**Directions for this task**
From the entries below, gather each line containing the word "claro".

** start Given records **

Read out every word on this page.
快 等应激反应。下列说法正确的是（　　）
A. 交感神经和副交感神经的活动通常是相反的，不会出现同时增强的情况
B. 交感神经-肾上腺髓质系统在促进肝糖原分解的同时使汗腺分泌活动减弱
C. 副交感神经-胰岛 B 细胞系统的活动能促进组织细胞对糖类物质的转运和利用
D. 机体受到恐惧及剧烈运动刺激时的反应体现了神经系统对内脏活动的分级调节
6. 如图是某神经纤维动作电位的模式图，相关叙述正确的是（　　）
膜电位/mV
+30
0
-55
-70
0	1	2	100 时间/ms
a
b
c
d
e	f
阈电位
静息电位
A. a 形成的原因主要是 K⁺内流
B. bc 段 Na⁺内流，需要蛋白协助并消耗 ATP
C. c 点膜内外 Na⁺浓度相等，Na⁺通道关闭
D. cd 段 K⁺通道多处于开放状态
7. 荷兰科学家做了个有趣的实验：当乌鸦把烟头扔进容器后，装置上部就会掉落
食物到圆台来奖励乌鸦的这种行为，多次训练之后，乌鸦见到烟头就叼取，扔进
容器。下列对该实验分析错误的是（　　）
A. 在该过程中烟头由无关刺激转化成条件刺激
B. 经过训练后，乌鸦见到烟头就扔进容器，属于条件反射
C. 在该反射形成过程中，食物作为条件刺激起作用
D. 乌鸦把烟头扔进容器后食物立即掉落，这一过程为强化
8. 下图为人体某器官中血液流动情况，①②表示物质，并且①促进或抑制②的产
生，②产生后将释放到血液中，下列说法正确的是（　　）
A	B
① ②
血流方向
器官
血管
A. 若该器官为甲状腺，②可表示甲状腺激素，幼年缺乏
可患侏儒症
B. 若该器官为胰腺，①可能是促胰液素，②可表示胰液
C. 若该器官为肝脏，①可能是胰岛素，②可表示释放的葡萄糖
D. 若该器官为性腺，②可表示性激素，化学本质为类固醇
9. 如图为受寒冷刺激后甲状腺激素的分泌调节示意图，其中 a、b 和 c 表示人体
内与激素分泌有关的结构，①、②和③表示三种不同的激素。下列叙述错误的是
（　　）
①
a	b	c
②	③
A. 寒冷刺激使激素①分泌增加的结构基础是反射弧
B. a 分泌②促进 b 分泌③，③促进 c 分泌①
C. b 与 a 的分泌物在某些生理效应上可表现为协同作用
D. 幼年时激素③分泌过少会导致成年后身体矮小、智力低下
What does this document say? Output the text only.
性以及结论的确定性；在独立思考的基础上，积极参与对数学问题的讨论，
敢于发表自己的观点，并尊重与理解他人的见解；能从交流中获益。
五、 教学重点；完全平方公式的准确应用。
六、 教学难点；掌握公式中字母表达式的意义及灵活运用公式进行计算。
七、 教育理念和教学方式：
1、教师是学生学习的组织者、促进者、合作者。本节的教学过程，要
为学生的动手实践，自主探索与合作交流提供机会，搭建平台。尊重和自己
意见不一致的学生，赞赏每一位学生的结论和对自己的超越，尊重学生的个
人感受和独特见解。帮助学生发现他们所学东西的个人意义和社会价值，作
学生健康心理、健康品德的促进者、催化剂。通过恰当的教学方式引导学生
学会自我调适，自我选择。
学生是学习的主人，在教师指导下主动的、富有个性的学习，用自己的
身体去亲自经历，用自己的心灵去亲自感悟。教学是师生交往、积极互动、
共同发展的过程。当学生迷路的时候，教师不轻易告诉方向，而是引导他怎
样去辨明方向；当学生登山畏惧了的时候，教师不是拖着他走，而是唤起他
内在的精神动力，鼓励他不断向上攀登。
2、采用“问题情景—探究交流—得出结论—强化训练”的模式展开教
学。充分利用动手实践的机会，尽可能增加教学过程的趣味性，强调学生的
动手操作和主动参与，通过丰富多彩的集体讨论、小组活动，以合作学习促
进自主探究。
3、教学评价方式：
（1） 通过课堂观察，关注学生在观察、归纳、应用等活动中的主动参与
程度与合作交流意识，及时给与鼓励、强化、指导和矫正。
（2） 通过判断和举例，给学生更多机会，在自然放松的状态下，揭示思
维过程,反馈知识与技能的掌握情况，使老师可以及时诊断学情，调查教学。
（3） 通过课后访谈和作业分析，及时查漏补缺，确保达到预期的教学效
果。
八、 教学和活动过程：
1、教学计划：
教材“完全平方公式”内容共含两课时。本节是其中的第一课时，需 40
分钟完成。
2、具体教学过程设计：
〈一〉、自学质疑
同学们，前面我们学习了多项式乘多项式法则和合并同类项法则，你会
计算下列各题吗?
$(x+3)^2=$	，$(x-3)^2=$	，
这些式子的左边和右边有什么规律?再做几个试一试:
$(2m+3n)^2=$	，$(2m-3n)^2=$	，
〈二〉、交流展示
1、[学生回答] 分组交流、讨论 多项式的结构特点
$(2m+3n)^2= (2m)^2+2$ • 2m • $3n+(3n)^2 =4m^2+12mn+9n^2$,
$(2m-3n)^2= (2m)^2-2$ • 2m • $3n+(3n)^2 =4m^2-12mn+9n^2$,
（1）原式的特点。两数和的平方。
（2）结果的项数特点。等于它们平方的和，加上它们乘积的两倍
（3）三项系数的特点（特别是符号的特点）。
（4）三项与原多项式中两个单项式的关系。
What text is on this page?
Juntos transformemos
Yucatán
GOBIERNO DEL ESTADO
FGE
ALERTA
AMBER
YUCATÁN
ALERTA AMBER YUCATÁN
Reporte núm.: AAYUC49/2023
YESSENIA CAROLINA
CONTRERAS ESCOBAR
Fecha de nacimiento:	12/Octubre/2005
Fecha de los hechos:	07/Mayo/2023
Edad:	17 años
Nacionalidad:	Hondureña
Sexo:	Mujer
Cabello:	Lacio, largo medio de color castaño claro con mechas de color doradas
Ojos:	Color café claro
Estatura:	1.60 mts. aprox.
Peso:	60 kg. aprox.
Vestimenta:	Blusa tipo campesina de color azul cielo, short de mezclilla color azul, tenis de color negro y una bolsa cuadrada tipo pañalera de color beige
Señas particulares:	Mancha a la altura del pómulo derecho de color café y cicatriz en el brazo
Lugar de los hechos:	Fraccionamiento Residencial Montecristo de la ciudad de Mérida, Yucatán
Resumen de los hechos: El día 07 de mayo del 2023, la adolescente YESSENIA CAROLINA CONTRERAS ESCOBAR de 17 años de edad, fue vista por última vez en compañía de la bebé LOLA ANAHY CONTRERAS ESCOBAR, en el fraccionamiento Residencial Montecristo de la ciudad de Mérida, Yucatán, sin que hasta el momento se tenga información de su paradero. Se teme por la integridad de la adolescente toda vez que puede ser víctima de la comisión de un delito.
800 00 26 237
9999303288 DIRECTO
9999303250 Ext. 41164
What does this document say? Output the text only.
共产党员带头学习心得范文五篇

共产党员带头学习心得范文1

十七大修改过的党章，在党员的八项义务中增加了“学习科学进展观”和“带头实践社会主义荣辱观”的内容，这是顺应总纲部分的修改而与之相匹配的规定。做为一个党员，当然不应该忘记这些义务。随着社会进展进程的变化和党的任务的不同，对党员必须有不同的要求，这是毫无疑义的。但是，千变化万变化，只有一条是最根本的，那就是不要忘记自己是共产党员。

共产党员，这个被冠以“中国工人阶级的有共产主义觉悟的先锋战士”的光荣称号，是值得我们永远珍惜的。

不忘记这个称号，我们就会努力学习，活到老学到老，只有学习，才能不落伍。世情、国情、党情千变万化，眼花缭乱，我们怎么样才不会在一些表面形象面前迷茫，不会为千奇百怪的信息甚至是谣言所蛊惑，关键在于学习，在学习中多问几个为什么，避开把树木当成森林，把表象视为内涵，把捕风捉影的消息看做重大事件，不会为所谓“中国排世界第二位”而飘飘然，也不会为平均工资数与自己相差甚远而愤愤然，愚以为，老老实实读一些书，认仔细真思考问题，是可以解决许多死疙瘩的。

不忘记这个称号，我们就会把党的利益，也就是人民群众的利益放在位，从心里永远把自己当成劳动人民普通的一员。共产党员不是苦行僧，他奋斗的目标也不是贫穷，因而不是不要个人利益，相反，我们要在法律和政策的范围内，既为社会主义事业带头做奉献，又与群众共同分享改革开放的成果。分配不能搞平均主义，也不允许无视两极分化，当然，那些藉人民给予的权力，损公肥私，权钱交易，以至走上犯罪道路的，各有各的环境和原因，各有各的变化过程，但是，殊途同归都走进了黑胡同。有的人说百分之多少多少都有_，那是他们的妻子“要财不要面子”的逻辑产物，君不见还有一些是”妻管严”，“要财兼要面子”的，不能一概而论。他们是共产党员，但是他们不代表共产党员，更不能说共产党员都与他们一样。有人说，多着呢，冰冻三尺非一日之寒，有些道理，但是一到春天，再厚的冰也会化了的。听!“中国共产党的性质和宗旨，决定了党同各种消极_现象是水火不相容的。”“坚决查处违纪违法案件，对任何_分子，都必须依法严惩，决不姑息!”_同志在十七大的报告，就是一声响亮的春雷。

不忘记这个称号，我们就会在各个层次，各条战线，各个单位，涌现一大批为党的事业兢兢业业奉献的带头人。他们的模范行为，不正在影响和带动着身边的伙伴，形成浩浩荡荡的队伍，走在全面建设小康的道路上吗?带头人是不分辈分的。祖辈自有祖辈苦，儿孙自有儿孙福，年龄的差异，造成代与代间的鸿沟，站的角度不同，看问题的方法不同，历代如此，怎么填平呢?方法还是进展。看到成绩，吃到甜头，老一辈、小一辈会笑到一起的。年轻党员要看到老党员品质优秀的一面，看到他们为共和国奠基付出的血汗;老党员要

** end Given records **

**Answer below**
Cabello:	Lacio, largo medio de color castaño claro con mechas de color doradas
Ojos:	Color café claro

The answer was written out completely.